=== Instructions to follow ===
Retype the whole listing below, character for character.

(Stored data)
════════════════

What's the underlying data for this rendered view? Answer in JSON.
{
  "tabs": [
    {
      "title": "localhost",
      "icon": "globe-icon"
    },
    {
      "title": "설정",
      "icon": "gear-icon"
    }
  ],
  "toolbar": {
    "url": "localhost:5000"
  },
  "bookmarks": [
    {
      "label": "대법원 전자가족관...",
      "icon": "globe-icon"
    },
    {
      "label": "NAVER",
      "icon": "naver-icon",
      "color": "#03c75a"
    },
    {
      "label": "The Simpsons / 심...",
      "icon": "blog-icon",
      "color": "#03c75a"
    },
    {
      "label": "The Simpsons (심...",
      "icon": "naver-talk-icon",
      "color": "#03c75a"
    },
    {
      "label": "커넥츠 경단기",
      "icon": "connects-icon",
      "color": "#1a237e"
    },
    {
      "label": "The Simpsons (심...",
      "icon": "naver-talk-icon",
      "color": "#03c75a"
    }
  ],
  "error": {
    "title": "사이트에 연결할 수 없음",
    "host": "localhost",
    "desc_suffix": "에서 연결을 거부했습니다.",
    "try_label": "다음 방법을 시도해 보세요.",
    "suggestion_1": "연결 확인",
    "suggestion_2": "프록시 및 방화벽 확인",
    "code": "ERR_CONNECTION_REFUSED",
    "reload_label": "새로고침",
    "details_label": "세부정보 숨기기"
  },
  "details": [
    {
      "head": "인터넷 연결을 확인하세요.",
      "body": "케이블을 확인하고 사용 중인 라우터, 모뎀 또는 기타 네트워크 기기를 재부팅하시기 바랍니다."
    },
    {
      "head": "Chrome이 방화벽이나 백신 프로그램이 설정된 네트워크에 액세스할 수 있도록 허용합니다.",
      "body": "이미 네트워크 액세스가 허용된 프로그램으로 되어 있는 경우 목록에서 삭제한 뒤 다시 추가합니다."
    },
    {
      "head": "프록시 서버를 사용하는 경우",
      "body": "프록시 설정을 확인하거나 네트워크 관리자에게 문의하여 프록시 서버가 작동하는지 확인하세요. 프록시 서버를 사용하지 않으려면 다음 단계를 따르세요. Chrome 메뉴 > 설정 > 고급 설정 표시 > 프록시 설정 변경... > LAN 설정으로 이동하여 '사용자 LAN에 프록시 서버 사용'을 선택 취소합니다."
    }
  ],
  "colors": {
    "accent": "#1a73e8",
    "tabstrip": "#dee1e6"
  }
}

════════════════

=== Full output ===
What's the underlying data for this rendered view? Answer in JSON.
{
  "tabs": [
    {
      "title": "localhost",
      "icon": "globe-icon"
    },
    {
      "title": "설정",
      "icon": "gear-icon"
    }
  ],
  "toolbar": {
    "url": "localhost:5000"
  },
  "bookmarks": [
    {
      "label": "대법원 전자가족관...",
      "icon": "globe-icon"
    },
    {
      "label": "NAVER",
      "icon": "naver-icon",
      "color": "#03c75a"
    },
    {
      "label": "The Simpsons / 심...",
      "icon": "blog-icon",
      "color": "#03c75a"
    },
    {
      "label": "The Simpsons (심...",
      "icon": "naver-talk-icon",
      "color": "#03c75a"
    },
    {
      "label": "커넥츠 경단기",
      "icon": "connects-icon",
      "color": "#1a237e"
    },
    {
      "label": "The Simpsons (심...",
      "icon": "naver-talk-icon",
      "color": "#03c75a"
    }
  ],
  "error": {
    "title": "사이트에 연결할 수 없음",
    "host": "localhost",
    "desc_suffix": "에서 연결을 거부했습니다.",
    "try_label": "다음 방법을 시도해 보세요.",
    "suggestion_1": "연결 확인",
    "suggestion_2": "프록시 및 방화벽 확인",
    "code": "ERR_CONNECTION_REFUSED",
    "reload_label": "새로고침",
    "details_label": "세부정보 숨기기"
  },
  "details": [
    {
      "head": "인터넷 연결을 확인하세요.",
      "body": "케이블을 확인하고 사용 중인 라우터, 모뎀 또는 기타 네트워크 기기를 재부팅하시기 바랍니다."
    },
    {
      "head": "Chrome이 방화벽이나 백신 프로그램이 설정된 네트워크에 액세스할 수 있도록 허용합니다.",
      "body": "이미 네트워크 액세스가 허용된 프로그램으로 되어 있는 경우 목록에서 삭제한 뒤 다시 추가합니다."
    },
    {
      "head": "프록시 서버를 사용하는 경우",
      "body": "프록시 설정을 확인하거나 네트워크 관리자에게 문의하여 프록시 서버가 작동하는지 확인하세요. 프록시 서버를 사용하지 않으려면 다음 단계를 따르세요. Chrome 메뉴 > 설정 > 고급 설정 표시 > 프록시 설정 변경... > LAN 설정으로 이동하여 '사용자 LAN에 프록시 서버 사용'을 선택 취소합니다."
    }
  ],
  "colors": {
    "accent": "#1a73e8",
    "tabstrip": "#dee1e6"
  }
}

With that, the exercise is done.